Exercise directions -
Bring together all lines of the material below that contain the string "towarów".

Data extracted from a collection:
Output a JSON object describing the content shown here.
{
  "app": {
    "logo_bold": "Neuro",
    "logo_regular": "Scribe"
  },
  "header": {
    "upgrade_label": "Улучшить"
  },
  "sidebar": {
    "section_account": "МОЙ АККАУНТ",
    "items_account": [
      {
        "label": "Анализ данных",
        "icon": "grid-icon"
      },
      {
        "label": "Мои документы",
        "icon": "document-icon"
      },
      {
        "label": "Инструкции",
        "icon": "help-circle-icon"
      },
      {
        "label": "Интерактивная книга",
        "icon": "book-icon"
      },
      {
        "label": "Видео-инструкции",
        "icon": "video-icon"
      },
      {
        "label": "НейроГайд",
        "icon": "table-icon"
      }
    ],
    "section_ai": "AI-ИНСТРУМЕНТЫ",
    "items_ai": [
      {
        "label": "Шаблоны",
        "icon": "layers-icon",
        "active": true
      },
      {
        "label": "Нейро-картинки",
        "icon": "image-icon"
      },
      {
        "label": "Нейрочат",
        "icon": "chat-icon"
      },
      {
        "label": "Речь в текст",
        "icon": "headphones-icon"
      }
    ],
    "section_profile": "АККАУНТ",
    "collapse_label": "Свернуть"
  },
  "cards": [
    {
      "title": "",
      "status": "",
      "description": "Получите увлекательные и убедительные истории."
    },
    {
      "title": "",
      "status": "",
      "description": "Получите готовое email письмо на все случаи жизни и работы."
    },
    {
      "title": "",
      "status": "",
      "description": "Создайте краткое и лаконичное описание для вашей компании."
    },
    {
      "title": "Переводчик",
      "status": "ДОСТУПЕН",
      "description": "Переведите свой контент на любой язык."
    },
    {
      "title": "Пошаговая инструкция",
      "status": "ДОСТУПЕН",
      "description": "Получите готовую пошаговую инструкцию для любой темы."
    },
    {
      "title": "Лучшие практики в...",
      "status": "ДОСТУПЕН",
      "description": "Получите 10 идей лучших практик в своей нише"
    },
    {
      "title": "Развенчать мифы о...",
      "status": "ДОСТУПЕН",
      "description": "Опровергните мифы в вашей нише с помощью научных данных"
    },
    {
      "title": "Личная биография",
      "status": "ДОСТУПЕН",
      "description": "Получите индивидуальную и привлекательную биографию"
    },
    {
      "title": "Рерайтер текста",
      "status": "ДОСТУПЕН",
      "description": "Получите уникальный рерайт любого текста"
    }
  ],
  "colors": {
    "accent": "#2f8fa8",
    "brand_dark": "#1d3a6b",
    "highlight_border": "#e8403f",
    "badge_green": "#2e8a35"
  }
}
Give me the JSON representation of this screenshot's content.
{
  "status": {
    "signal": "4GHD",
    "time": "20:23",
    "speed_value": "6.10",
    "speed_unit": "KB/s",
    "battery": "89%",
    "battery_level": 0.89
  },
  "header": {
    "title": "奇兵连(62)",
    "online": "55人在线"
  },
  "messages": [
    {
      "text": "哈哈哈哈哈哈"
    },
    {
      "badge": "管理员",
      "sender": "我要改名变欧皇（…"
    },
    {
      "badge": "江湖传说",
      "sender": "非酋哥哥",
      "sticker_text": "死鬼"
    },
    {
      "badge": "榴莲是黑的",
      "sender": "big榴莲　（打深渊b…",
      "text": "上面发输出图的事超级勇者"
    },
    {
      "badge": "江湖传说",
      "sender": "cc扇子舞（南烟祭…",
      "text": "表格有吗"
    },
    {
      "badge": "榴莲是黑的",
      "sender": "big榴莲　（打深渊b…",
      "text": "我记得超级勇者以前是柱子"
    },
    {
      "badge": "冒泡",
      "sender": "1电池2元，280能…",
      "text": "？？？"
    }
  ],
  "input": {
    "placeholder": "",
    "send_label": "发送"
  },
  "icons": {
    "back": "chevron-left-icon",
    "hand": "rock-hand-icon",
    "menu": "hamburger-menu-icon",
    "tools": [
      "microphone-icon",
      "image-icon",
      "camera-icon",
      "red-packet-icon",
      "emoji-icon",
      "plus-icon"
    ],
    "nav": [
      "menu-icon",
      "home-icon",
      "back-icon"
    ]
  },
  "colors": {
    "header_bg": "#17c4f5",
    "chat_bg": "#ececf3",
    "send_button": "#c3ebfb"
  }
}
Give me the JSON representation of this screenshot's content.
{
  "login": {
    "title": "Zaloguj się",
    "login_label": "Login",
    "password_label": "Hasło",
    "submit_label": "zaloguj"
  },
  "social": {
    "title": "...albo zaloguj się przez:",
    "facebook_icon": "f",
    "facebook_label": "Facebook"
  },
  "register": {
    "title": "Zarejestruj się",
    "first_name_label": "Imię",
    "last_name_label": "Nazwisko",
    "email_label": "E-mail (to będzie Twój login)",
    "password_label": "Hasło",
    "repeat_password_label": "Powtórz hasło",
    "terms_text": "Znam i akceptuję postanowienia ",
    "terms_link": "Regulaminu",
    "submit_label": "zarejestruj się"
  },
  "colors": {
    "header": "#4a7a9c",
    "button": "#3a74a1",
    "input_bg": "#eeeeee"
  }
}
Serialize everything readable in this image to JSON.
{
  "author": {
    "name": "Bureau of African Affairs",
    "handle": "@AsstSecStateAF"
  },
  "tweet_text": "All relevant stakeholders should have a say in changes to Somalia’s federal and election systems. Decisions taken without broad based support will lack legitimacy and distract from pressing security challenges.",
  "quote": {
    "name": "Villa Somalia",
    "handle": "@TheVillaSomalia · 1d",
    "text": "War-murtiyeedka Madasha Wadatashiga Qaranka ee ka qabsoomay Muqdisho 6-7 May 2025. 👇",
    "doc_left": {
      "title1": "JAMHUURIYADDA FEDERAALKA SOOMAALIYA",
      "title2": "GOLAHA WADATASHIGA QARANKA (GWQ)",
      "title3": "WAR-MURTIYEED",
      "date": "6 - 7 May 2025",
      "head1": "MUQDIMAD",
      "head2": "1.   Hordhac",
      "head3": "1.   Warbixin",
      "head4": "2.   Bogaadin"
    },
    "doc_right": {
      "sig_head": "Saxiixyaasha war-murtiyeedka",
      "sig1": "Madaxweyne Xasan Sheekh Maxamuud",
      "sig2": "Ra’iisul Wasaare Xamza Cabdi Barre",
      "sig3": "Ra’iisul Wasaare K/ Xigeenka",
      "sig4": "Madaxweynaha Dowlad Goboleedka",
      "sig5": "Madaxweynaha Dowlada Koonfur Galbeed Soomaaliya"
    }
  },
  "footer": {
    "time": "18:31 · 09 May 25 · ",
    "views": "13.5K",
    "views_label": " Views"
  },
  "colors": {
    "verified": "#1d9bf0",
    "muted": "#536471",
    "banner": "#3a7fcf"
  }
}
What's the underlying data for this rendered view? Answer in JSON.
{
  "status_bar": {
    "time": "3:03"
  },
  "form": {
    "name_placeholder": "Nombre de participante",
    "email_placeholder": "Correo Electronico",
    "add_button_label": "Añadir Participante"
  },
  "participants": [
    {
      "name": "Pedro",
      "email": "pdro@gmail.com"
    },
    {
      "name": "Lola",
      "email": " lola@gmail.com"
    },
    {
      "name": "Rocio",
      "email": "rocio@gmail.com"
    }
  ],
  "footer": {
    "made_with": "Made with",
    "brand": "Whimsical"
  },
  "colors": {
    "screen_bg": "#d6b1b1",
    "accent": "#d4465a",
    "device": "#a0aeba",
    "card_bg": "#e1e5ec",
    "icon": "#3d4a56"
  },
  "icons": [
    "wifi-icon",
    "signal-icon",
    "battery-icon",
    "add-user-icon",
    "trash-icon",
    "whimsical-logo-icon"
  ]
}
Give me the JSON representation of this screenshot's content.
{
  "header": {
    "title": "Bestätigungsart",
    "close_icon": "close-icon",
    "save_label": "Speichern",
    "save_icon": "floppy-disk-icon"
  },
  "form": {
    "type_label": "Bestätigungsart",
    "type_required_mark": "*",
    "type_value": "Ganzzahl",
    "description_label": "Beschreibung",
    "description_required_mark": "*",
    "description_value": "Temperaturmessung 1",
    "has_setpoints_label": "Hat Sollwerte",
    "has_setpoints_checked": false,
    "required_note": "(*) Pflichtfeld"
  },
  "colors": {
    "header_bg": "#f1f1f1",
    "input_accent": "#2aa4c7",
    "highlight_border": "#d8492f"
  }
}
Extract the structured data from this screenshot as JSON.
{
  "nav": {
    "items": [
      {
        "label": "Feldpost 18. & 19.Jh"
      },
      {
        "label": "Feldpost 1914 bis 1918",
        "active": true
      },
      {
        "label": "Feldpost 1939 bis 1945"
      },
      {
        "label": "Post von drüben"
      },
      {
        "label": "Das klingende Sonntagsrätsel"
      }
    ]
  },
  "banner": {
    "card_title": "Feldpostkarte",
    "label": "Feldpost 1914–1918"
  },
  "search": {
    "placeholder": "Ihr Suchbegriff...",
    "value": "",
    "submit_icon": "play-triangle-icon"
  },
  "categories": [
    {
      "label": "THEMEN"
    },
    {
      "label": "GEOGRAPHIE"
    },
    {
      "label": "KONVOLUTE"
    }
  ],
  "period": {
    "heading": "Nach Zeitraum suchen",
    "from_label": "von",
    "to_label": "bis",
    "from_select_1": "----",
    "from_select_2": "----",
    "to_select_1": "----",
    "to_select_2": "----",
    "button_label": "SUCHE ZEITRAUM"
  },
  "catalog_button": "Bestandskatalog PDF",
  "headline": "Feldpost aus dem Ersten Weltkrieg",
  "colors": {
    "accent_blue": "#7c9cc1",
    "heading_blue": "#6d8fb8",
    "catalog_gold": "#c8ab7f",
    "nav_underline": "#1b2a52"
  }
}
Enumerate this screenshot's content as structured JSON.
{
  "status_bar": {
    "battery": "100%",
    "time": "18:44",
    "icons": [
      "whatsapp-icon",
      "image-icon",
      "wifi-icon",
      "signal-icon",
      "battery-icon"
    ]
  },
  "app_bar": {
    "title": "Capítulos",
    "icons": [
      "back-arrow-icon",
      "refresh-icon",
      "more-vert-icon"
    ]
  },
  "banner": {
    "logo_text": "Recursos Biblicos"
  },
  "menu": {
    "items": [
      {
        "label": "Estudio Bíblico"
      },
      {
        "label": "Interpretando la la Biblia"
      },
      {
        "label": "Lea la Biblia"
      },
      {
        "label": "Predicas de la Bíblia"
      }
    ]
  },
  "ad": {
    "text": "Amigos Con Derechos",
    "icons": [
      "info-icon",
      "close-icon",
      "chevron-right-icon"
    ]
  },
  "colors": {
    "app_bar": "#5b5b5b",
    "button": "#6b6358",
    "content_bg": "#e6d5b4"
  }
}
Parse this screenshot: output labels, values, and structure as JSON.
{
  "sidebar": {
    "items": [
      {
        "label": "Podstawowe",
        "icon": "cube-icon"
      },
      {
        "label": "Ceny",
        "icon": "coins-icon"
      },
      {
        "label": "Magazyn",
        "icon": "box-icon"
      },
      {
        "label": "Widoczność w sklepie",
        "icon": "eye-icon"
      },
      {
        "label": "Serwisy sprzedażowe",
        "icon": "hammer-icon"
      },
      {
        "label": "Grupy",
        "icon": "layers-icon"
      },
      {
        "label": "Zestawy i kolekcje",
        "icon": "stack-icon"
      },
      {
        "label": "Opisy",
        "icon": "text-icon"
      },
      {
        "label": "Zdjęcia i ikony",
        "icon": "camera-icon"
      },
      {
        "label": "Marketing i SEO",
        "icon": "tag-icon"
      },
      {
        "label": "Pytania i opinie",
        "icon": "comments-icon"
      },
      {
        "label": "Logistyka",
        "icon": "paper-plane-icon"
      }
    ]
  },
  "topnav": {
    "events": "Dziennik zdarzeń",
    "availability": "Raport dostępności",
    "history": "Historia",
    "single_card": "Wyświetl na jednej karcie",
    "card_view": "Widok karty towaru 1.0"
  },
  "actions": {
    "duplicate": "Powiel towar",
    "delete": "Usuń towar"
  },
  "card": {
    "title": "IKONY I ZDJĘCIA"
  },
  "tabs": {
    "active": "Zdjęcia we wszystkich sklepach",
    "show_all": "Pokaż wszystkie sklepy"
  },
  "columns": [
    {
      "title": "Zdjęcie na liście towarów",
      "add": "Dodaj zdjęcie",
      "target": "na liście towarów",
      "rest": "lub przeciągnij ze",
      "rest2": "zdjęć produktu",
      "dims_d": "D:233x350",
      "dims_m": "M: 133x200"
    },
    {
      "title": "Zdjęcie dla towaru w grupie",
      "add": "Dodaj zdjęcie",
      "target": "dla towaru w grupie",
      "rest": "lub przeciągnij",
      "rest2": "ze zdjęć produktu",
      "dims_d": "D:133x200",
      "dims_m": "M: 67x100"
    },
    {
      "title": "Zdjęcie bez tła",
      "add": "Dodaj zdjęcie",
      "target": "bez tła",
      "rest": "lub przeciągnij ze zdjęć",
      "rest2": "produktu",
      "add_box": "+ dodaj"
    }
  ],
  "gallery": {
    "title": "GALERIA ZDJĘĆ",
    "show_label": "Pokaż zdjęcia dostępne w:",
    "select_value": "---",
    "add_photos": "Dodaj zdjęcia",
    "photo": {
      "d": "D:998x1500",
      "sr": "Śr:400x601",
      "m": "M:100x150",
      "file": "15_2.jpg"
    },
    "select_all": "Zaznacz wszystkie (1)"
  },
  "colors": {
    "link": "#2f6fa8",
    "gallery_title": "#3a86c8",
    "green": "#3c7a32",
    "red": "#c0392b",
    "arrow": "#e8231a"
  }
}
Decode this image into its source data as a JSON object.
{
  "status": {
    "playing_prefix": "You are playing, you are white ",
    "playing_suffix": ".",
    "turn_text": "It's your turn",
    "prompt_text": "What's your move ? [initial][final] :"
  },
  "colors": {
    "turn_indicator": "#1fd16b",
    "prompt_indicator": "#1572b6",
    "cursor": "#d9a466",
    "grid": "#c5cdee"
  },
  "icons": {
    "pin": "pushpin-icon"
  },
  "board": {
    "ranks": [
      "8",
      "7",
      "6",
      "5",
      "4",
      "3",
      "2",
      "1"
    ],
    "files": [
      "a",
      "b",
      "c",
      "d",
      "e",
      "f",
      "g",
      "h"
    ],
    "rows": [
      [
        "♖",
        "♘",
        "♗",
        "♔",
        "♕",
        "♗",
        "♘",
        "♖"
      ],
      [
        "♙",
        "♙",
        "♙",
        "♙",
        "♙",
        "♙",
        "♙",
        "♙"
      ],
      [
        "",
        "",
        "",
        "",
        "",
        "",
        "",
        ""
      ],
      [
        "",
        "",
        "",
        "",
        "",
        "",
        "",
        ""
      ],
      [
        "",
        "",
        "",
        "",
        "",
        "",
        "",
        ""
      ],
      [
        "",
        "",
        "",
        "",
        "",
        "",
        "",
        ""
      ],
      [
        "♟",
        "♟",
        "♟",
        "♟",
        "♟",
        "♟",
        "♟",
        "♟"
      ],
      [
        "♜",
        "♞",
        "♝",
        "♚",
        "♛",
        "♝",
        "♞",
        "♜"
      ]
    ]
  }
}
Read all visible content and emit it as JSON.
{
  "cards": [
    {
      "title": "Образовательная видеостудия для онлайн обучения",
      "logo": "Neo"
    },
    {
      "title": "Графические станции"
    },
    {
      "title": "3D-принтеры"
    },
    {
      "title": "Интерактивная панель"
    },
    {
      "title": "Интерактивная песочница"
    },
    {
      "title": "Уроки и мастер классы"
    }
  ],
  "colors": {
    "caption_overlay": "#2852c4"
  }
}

Answer to this task -
      "title": "Zdjęcie na liście towarów",
      "target": "na liście towarów",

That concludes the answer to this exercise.